■ Records from a collection of figures
--- Start ---

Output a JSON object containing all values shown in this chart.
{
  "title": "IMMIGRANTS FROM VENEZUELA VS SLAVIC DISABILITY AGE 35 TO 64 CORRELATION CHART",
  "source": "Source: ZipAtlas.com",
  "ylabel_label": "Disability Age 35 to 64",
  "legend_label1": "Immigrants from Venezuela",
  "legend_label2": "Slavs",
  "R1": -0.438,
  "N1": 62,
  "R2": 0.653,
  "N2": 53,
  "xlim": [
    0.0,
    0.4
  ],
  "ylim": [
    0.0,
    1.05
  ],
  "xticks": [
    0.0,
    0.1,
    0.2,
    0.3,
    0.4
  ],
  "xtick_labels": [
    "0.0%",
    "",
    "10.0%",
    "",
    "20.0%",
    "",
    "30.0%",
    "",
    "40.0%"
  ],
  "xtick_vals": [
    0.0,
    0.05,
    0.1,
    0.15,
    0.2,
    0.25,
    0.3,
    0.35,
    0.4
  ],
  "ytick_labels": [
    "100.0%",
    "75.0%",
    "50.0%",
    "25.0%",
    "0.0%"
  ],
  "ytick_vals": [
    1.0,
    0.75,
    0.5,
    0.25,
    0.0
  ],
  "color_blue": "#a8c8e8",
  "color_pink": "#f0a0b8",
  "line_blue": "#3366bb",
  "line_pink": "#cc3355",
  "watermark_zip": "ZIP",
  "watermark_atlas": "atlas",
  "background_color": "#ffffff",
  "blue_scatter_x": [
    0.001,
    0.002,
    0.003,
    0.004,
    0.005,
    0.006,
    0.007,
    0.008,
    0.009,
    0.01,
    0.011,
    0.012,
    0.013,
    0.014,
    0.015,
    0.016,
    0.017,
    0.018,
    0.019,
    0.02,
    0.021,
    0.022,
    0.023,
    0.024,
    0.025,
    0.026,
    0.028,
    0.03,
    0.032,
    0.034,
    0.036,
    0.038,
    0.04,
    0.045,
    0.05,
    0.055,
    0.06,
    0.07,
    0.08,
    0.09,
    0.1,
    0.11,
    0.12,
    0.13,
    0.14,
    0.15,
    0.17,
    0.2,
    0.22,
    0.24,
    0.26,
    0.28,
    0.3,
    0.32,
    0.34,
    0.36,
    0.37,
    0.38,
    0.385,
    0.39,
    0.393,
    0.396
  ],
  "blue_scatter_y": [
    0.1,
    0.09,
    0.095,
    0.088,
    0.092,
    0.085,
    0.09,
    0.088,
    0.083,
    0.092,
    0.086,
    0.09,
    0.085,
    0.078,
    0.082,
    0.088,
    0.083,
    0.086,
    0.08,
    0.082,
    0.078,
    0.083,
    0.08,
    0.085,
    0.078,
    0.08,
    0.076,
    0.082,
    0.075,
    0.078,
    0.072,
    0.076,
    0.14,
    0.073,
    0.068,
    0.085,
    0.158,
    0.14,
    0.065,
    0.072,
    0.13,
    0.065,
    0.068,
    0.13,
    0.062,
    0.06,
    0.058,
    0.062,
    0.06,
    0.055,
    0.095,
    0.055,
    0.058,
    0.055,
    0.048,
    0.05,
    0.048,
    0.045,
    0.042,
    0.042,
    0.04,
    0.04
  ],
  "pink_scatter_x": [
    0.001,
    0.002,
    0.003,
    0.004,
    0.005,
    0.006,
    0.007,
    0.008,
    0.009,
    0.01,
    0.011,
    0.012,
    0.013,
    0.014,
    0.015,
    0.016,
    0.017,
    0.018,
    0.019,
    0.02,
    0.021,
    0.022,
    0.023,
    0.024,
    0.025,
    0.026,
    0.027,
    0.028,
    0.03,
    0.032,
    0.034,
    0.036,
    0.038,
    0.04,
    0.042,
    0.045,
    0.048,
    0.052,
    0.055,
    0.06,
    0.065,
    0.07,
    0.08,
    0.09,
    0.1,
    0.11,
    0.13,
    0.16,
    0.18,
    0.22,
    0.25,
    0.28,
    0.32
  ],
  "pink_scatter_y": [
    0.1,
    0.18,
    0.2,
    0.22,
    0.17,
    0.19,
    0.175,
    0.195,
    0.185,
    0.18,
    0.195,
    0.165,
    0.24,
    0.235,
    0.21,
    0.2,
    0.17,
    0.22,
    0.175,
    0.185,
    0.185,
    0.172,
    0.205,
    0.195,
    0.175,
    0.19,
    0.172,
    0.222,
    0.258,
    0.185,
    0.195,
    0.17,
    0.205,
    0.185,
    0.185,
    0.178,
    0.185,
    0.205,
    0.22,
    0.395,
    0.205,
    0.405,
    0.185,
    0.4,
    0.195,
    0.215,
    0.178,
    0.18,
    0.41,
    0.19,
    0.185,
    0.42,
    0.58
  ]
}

--- End ---

Take the records above and return them exactly as written.

■ Reply
Output a JSON object containing all values shown in this chart.
{
  "title": "IMMIGRANTS FROM VENEZUELA VS SLAVIC DISABILITY AGE 35 TO 64 CORRELATION CHART",
  "source": "Source: ZipAtlas.com",
  "ylabel_label": "Disability Age 35 to 64",
  "legend_label1": "Immigrants from Venezuela",
  "legend_label2": "Slavs",
  "R1": -0.438,
  "N1": 62,
  "R2": 0.653,
  "N2": 53,
  "xlim": [
    0.0,
    0.4
  ],
  "ylim": [
    0.0,
    1.05
  ],
  "xticks": [
    0.0,
    0.1,
    0.2,
    0.3,
    0.4
  ],
  "xtick_labels": [
    "0.0%",
    "",
    "10.0%",
    "",
    "20.0%",
    "",
    "30.0%",
    "",
    "40.0%"
  ],
  "xtick_vals": [
    0.0,
    0.05,
    0.1,
    0.15,
    0.2,
    0.25,
    0.3,
    0.35,
    0.4
  ],
  "ytick_labels": [
    "100.0%",
    "75.0%",
    "50.0%",
    "25.0%",
    "0.0%"
  ],
  "ytick_vals": [
    1.0,
    0.75,
    0.5,
    0.25,
    0.0
  ],
  "color_blue": "#a8c8e8",
  "color_pink": "#f0a0b8",
  "line_blue": "#3366bb",
  "line_pink": "#cc3355",
  "watermark_zip": "ZIP",
  "watermark_atlas": "atlas",
  "background_color": "#ffffff",
  "blue_scatter_x": [
    0.001,
    0.002,
    0.003,
    0.004,
    0.005,
    0.006,
    0.007,
    0.008,
    0.009,
    0.01,
    0.011,
    0.012,
    0.013,
    0.014,
    0.015,
    0.016,
    0.017,
    0.018,
    0.019,
    0.02,
    0.021,
    0.022,
    0.023,
    0.024,
    0.025,
    0.026,
    0.028,
    0.03,
    0.032,
    0.034,
    0.036,
    0.038,
    0.04,
    0.045,
    0.05,
    0.055,
    0.06,
    0.07,
    0.08,
    0.09,
    0.1,
    0.11,
    0.12,
    0.13,
    0.14,
    0.15,
    0.17,
    0.2,
    0.22,
    0.24,
    0.26,
    0.28,
    0.3,
    0.32,
    0.34,
    0.36,
    0.37,
    0.38,
    0.385,
    0.39,
    0.393,
    0.396
  ],
  "blue_scatter_y": [
    0.1,
    0.09,
    0.095,
    0.088,
    0.092,
    0.085,
    0.09,
    0.088,
    0.083,
    0.092,
    0.086,
    0.09,
    0.085,
    0.078,
    0.082,
    0.088,
    0.083,
    0.086,
    0.08,
    0.082,
    0.078,
    0.083,
    0.08,
    0.085,
    0.078,
    0.08,
    0.076,
    0.082,
    0.075,
    0.078,
    0.072,
    0.076,
    0.14,
    0.073,
    0.068,
    0.085,
    0.158,
    0.14,
    0.065,
    0.072,
    0.13,
    0.065,
    0.068,
    0.13,
    0.062,
    0.06,
    0.058,
    0.062,
    0.06,
    0.055,
    0.095,
    0.055,
    0.058,
    0.055,
    0.048,
    0.05,
    0.048,
    0.045,
    0.042,
    0.042,
    0.04,
    0.04
  ],
  "pink_scatter_x": [
    0.001,
    0.002,
    0.003,
    0.004,
    0.005,
    0.006,
    0.007,
    0.008,
    0.009,
    0.01,
    0.011,
    0.012,
    0.013,
    0.014,
    0.015,
    0.016,
    0.017,
    0.018,
    0.019,
    0.02,
    0.021,
    0.022,
    0.023,
    0.024,
    0.025,
    0.026,
    0.027,
    0.028,
    0.03,
    0.032,
    0.034,
    0.036,
    0.038,
    0.04,
    0.042,
    0.045,
    0.048,
    0.052,
    0.055,
    0.06,
    0.065,
    0.07,
    0.08,
    0.09,
    0.1,
    0.11,
    0.13,
    0.16,
    0.18,
    0.22,
    0.25,
    0.28,
    0.32
  ],
  "pink_scatter_y": [
    0.1,
    0.18,
    0.2,
    0.22,
    0.17,
    0.19,
    0.175,
    0.195,
    0.185,
    0.18,
    0.195,
    0.165,
    0.24,
    0.235,
    0.21,
    0.2,
    0.17,
    0.22,
    0.175,
    0.185,
    0.185,
    0.172,
    0.205,
    0.195,
    0.175,
    0.19,
    0.172,
    0.222,
    0.258,
    0.185,
    0.195,
    0.17,
    0.205,
    0.185,
    0.185,
    0.178,
    0.185,
    0.205,
    0.22,
    0.395,
    0.205,
    0.405,
    0.185,
    0.4,
    0.195,
    0.215,
    0.178,
    0.18,
    0.41,
    0.19,
    0.185,
    0.42,
    0.58
  ]
}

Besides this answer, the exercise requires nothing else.